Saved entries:
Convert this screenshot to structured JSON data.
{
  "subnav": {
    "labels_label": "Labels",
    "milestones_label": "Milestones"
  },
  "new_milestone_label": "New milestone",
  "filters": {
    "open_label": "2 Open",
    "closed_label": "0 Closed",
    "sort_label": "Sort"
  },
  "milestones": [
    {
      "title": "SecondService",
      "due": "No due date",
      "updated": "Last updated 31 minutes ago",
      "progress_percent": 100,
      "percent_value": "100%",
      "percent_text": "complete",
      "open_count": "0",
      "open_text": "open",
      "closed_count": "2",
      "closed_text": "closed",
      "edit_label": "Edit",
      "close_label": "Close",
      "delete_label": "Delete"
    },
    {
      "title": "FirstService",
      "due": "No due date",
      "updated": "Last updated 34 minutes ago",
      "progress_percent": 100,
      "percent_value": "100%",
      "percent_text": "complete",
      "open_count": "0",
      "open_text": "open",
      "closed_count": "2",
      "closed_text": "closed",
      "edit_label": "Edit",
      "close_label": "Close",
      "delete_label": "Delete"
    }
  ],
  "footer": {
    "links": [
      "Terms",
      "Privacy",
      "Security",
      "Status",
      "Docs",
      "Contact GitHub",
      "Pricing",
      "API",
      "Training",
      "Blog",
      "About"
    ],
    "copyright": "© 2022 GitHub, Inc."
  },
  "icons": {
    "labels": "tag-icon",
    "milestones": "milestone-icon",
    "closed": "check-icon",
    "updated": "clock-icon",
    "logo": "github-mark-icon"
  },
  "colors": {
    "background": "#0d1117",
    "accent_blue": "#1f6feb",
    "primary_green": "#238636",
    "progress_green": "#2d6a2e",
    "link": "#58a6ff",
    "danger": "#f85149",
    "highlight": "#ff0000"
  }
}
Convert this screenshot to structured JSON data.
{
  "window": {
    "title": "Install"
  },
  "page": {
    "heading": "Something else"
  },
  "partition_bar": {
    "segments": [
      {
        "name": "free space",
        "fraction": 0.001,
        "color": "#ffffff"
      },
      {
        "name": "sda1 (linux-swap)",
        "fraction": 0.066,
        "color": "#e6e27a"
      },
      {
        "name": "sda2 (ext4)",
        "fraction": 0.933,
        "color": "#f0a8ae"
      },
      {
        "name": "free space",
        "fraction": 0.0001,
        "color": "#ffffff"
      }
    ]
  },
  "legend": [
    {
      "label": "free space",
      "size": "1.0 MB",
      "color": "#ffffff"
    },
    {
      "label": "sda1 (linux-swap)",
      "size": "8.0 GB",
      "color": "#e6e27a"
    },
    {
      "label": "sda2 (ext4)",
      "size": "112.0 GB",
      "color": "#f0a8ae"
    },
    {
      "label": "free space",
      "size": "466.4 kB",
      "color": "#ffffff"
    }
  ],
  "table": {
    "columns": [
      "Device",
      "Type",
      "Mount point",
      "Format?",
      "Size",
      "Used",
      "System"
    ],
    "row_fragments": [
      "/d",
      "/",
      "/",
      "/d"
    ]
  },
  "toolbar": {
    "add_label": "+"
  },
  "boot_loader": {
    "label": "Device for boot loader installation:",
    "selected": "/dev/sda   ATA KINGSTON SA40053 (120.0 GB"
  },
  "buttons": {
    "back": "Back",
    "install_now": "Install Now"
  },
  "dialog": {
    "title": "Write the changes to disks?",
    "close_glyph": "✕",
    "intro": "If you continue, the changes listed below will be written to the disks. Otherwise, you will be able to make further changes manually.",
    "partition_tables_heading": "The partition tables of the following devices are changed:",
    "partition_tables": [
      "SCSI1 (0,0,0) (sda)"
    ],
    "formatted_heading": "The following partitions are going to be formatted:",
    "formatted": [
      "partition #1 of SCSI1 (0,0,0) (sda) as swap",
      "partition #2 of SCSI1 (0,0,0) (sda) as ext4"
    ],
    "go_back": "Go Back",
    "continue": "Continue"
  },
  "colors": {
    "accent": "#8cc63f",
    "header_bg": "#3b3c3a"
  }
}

YOUR GOAL
Reproduce the entire listing word for word.

CORRECT RESPONSE
Convert this screenshot to structured JSON data.
{
  "subnav": {
    "labels_label": "Labels",
    "milestones_label": "Milestones"
  },
  "new_milestone_label": "New milestone",
  "filters": {
    "open_label": "2 Open",
    "closed_label": "0 Closed",
    "sort_label": "Sort"
  },
  "milestones": [
    {
      "title": "SecondService",
      "due": "No due date",
      "updated": "Last updated 31 minutes ago",
      "progress_percent": 100,
      "percent_value": "100%",
      "percent_text": "complete",
      "open_count": "0",
      "open_text": "open",
      "closed_count": "2",
      "closed_text": "closed",
      "edit_label": "Edit",
      "close_label": "Close",
      "delete_label": "Delete"
    },
    {
      "title": "FirstService",
      "due": "No due date",
      "updated": "Last updated 34 minutes ago",
      "progress_percent": 100,
      "percent_value": "100%",
      "percent_text": "complete",
      "open_count": "0",
      "open_text": "open",
      "closed_count": "2",
      "closed_text": "closed",
      "edit_label": "Edit",
      "close_label": "Close",
      "delete_label": "Delete"
    }
  ],
  "footer": {
    "links": [
      "Terms",
      "Privacy",
      "Security",
      "Status",
      "Docs",
      "Contact GitHub",
      "Pricing",
      "API",
      "Training",
      "Blog",
      "About"
    ],
    "copyright": "© 2022 GitHub, Inc."
  },
  "icons": {
    "labels": "tag-icon",
    "milestones": "milestone-icon",
    "closed": "check-icon",
    "updated": "clock-icon",
    "logo": "github-mark-icon"
  },
  "colors": {
    "background": "#0d1117",
    "accent_blue": "#1f6feb",
    "primary_green": "#238636",
    "progress_green": "#2d6a2e",
    "link": "#58a6ff",
    "danger": "#f85149",
    "highlight": "#ff0000"
  }
}
Convert this screenshot to structured JSON data.
{
  "window": {
    "title": "Install"
  },
  "page": {
    "heading": "Something else"
  },
  "partition_bar": {
    "segments": [
      {
        "name": "free space",
        "fraction": 0.001,
        "color": "#ffffff"
      },
      {
        "name": "sda1 (linux-swap)",
        "fraction": 0.066,
        "color": "#e6e27a"
      },
      {
        "name": "sda2 (ext4)",
        "fraction": 0.933,
        "color": "#f0a8ae"
      },
      {
        "name": "free space",
        "fraction": 0.0001,
        "color": "#ffffff"
      }
    ]
  },
  "legend": [
    {
      "label": "free space",
      "size": "1.0 MB",
      "color": "#ffffff"
    },
    {
      "label": "sda1 (linux-swap)",
      "size": "8.0 GB",
      "color": "#e6e27a"
    },
    {
      "label": "sda2 (ext4)",
      "size": "112.0 GB",
      "color": "#f0a8ae"
    },
    {
      "label": "free space",
      "size": "466.4 kB",
      "color": "#ffffff"
    }
  ],
  "table": {
    "columns": [
      "Device",
      "Type",
      "Mount point",
      "Format?",
      "Size",
      "Used",
      "System"
    ],
    "row_fragments": [
      "/d",
      "/",
      "/",
      "/d"
    ]
  },
  "toolbar": {
    "add_label": "+"
  },
  "boot_loader": {
    "label": "Device for boot loader installation:",
    "selected": "/dev/sda   ATA KINGSTON SA40053 (120.0 GB"
  },
  "buttons": {
    "back": "Back",
    "install_now": "Install Now"
  },
  "dialog": {
    "title": "Write the changes to disks?",
    "close_glyph": "✕",
    "intro": "If you continue, the changes listed below will be written to the disks. Otherwise, you will be able to make further changes manually.",
    "partition_tables_heading": "The partition tables of the following devices are changed:",
    "partition_tables": [
      "SCSI1 (0,0,0) (sda)"
    ],
    "formatted_heading": "The following partitions are going to be formatted:",
    "formatted": [
      "partition #1 of SCSI1 (0,0,0) (sda) as swap",
      "partition #2 of SCSI1 (0,0,0) (sda) as ext4"
    ],
    "go_back": "Go Back",
    "continue": "Continue"
  },
  "colors": {
    "accent": "#8cc63f",
    "header_bg": "#3b3c3a"
  }
}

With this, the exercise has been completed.